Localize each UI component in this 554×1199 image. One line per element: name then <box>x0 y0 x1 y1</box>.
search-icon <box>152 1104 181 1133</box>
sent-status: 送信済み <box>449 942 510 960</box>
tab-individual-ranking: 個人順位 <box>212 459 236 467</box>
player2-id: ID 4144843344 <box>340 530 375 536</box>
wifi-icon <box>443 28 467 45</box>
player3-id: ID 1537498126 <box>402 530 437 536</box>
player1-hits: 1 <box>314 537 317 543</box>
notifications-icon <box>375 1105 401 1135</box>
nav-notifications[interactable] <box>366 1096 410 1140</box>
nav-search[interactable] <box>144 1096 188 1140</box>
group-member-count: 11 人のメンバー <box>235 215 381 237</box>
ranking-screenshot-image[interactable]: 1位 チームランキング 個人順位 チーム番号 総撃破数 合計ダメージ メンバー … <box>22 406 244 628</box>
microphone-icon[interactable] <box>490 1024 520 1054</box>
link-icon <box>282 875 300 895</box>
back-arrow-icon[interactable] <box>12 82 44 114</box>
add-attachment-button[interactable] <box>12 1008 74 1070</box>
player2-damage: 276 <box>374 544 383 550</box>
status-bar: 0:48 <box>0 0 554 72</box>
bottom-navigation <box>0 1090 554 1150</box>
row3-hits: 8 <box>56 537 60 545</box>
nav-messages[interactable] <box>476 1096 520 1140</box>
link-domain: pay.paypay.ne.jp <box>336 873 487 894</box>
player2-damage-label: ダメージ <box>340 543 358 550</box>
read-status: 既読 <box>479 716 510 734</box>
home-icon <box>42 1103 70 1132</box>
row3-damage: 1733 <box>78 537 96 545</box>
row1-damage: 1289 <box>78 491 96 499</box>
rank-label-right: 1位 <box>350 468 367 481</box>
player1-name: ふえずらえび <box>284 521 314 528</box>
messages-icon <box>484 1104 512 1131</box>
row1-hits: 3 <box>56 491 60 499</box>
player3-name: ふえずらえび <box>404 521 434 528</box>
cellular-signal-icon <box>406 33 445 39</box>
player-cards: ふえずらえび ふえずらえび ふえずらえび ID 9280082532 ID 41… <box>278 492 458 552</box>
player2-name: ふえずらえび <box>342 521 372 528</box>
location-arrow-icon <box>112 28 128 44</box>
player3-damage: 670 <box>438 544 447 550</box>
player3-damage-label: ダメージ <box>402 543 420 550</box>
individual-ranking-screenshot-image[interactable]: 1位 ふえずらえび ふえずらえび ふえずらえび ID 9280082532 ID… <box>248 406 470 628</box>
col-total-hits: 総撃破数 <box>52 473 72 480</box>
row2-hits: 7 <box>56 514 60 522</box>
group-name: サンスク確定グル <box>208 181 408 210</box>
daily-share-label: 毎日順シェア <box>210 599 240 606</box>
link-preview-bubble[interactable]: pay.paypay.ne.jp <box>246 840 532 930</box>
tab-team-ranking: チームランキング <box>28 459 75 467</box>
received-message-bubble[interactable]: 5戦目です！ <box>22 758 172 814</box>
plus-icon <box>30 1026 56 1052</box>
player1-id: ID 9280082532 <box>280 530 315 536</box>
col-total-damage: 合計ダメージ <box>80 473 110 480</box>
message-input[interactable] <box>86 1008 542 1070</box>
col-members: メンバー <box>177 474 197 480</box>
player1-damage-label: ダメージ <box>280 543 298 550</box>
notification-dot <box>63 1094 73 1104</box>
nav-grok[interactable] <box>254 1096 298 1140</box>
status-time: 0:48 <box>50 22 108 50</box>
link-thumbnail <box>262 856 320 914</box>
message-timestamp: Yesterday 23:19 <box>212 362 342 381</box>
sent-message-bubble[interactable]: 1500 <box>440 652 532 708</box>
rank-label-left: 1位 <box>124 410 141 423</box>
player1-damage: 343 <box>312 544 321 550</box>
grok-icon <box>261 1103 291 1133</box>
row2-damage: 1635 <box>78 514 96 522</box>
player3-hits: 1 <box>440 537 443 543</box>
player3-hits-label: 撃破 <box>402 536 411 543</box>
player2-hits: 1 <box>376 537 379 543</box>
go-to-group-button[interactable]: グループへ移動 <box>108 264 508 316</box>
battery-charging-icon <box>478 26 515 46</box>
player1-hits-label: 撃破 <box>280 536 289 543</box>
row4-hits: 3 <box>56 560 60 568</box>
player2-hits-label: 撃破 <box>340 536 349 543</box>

___

THE REQUEST: Reproduce every record above, line for line, with no changes.

EXERCISE ANSWER:
Localize each UI component in this 554×1199 image. One line per element: name then <box>x0 y0 x1 y1</box>.
search-icon <box>152 1104 181 1133</box>
sent-status: 送信済み <box>449 942 510 960</box>
tab-individual-ranking: 個人順位 <box>212 459 236 467</box>
player2-id: ID 4144843344 <box>340 530 375 536</box>
wifi-icon <box>443 28 467 45</box>
player3-id: ID 1537498126 <box>402 530 437 536</box>
player1-hits: 1 <box>314 537 317 543</box>
notifications-icon <box>375 1105 401 1135</box>
nav-notifications[interactable] <box>366 1096 410 1140</box>
nav-search[interactable] <box>144 1096 188 1140</box>
group-member-count: 11 人のメンバー <box>235 215 381 237</box>
ranking-screenshot-image[interactable]: 1位 チームランキング 個人順位 チーム番号 総撃破数 合計ダメージ メンバー … <box>22 406 244 628</box>
microphone-icon[interactable] <box>490 1024 520 1054</box>
link-icon <box>282 875 300 895</box>
back-arrow-icon[interactable] <box>12 82 44 114</box>
add-attachment-button[interactable] <box>12 1008 74 1070</box>
player2-damage: 276 <box>374 544 383 550</box>
status-bar: 0:48 <box>0 0 554 72</box>
bottom-navigation <box>0 1090 554 1150</box>
row3-hits: 8 <box>56 537 60 545</box>
nav-messages[interactable] <box>476 1096 520 1140</box>
link-domain: pay.paypay.ne.jp <box>336 873 487 894</box>
player2-damage-label: ダメージ <box>340 543 358 550</box>
read-status: 既読 <box>479 716 510 734</box>
home-icon <box>42 1103 70 1132</box>
row3-damage: 1733 <box>78 537 96 545</box>
row1-damage: 1289 <box>78 491 96 499</box>
rank-label-right: 1位 <box>350 468 367 481</box>
player1-name: ふえずらえび <box>284 521 314 528</box>
messages-icon <box>484 1104 512 1131</box>
row1-hits: 3 <box>56 491 60 499</box>
player3-name: ふえずらえび <box>404 521 434 528</box>
cellular-signal-icon <box>406 33 445 39</box>
player-cards: ふえずらえび ふえずらえび ふえずらえび ID 9280082532 ID 41… <box>278 492 458 552</box>
player2-name: ふえずらえび <box>342 521 372 528</box>
location-arrow-icon <box>112 28 128 44</box>
player3-damage: 670 <box>438 544 447 550</box>
player3-damage-label: ダメージ <box>402 543 420 550</box>
individual-ranking-screenshot-image[interactable]: 1位 ふえずらえび ふえずらえび ふえずらえび ID 9280082532 ID… <box>248 406 470 628</box>
col-total-hits: 総撃破数 <box>52 473 72 480</box>
row2-hits: 7 <box>56 514 60 522</box>
group-name: サンスク確定グル <box>208 181 408 210</box>
daily-share-label: 毎日順シェア <box>210 599 240 606</box>
link-preview-bubble[interactable]: pay.paypay.ne.jp <box>246 840 532 930</box>
tab-team-ranking: チームランキング <box>28 459 75 467</box>
received-message-bubble[interactable]: 5戦目です！ <box>22 758 172 814</box>
plus-icon <box>30 1026 56 1052</box>
player1-id: ID 9280082532 <box>280 530 315 536</box>
col-total-damage: 合計ダメージ <box>80 473 110 480</box>
message-input[interactable] <box>86 1008 542 1070</box>
col-members: メンバー <box>177 474 197 480</box>
player1-damage-label: ダメージ <box>280 543 298 550</box>
notification-dot <box>63 1094 73 1104</box>
nav-grok[interactable] <box>254 1096 298 1140</box>
status-time: 0:48 <box>50 22 108 50</box>
link-thumbnail <box>262 856 320 914</box>
message-timestamp: Yesterday 23:19 <box>212 362 342 381</box>
sent-message-bubble[interactable]: 1500 <box>440 652 532 708</box>
rank-label-left: 1位 <box>124 410 141 423</box>
player1-damage: 343 <box>312 544 321 550</box>
grok-icon <box>261 1103 291 1133</box>
row2-damage: 1635 <box>78 514 96 522</box>
player3-hits: 1 <box>440 537 443 543</box>
player3-hits-label: 撃破 <box>402 536 411 543</box>
player2-hits: 1 <box>376 537 379 543</box>
go-to-group-button[interactable]: グループへ移動 <box>108 264 508 316</box>
battery-charging-icon <box>478 26 515 46</box>
player1-hits-label: 撃破 <box>280 536 289 543</box>
row4-hits: 3 <box>56 560 60 568</box>
player2-hits-label: 撃破 <box>340 536 349 543</box>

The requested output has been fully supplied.